■ TEXTAUSZUG ■

Birgit und Martin Schneider sind zusammengeblieben. „Vielleicht hatten wir einfach Glück. In unserem Freundeskreis haben wir miterlebt, dass Paare in dieser Phase auseinandergingen, wenn einem der beiden ein Mann oder eine Frau begegnete, der oder die eine aufregendere oder harmonische Zukunft versprach“, überlegt Birgit. „Aber sicher hat es geholfen, dass wir, seitdem Jonas alleine zu Hause bleiben konnte, häufiger miteinander ausgegangen sind, mal ins Kino, mal ins Konzert… Einmal haben wir sogar einen Salsa-Tanzkurs mitgemacht.“

Spaß haben und Interesssen pflegen – alleine oder zu zweit

Spaß und lnteressen haben und pflegen, ist ein Schlüssel, der Eltern in der Loslösungsphase von Kindern hilft, den Fokus ihres Lebens neu zu justieren. Das gilt sowohl für gemeinsame Aktivitäten als Paar als auch für jeden der Partner selbst. Es ist die Zeit, sich an Träume zu erinnern, die man mal für sein Leben hatte. Was war mir/uns eigentlich einmal wichtig, bevor wir Kinder bekamen? Was wollte ich in meinem Leben eigentlich verwirklichen? Bietet das heute noch einen Anknüpfungspunkt? Kann ich jetzt die neuen Freiräume füllen mit einem neuen Anlauf in dieser Herzensangelegenheit? Vielleicht sind es aber ganz neue Themen, die sich anbieten.

■ AUSZUFÜHRENDE AUFGABE ■
Gib den Abschnitt des Textauszugs, der mit den Worten „Spaß haben und“ beginnt und mit „die sich anbieten.“ endet, erneut wieder und ersetze darin „Loslösungsphase“ durch „Ablösungsphase“. Das Material wird zur Bearbeitung nicht benötigt.

■ DATENAUSZUG ■
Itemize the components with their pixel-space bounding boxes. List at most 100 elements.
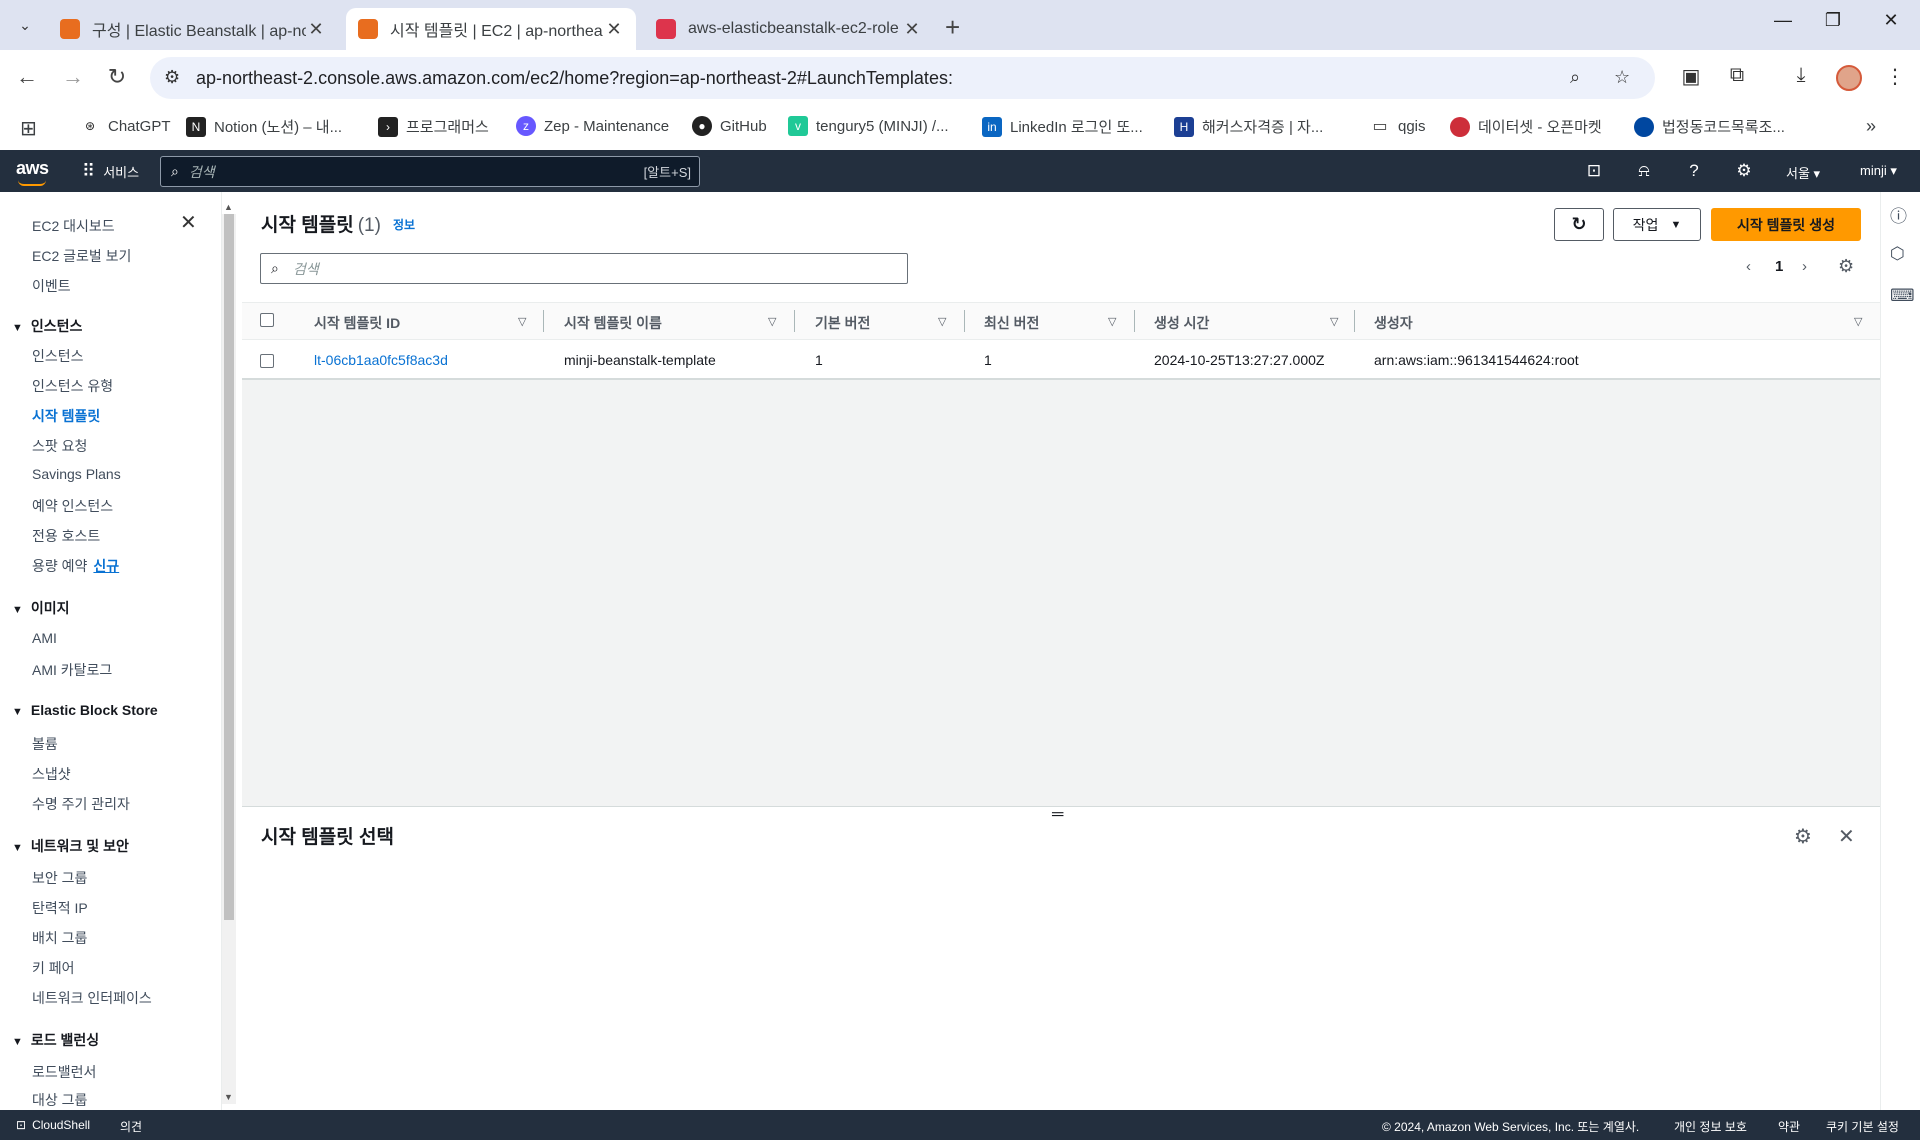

■ AUSGABE ■
Spaß haben und Interesssen pflegen – alleine oder zu zweit

Spaß und lnteressen haben und pflegen, ist ein Schlüssel, der Eltern in der Ablösungsphase von Kindern hilft, den Fokus ihres Lebens neu zu justieren. Das gilt sowohl für gemeinsame Aktivitäten als Paar als auch für jeden der Partner selbst. Es ist die Zeit, sich an Träume zu erinnern, die man mal für sein Leben hatte. Was war mir/uns eigentlich einmal wichtig, bevor wir Kinder bekamen? Was wollte ich in meinem Leben eigentlich verwirklichen? Bietet das heute noch einen Anknüpfungspunkt? Kann ich jetzt die neuen Freiräume füllen mit einem neuen Anlauf in dieser Herzensangelegenheit? Vielleicht sind es aber ganz neue Themen, die sich anbieten.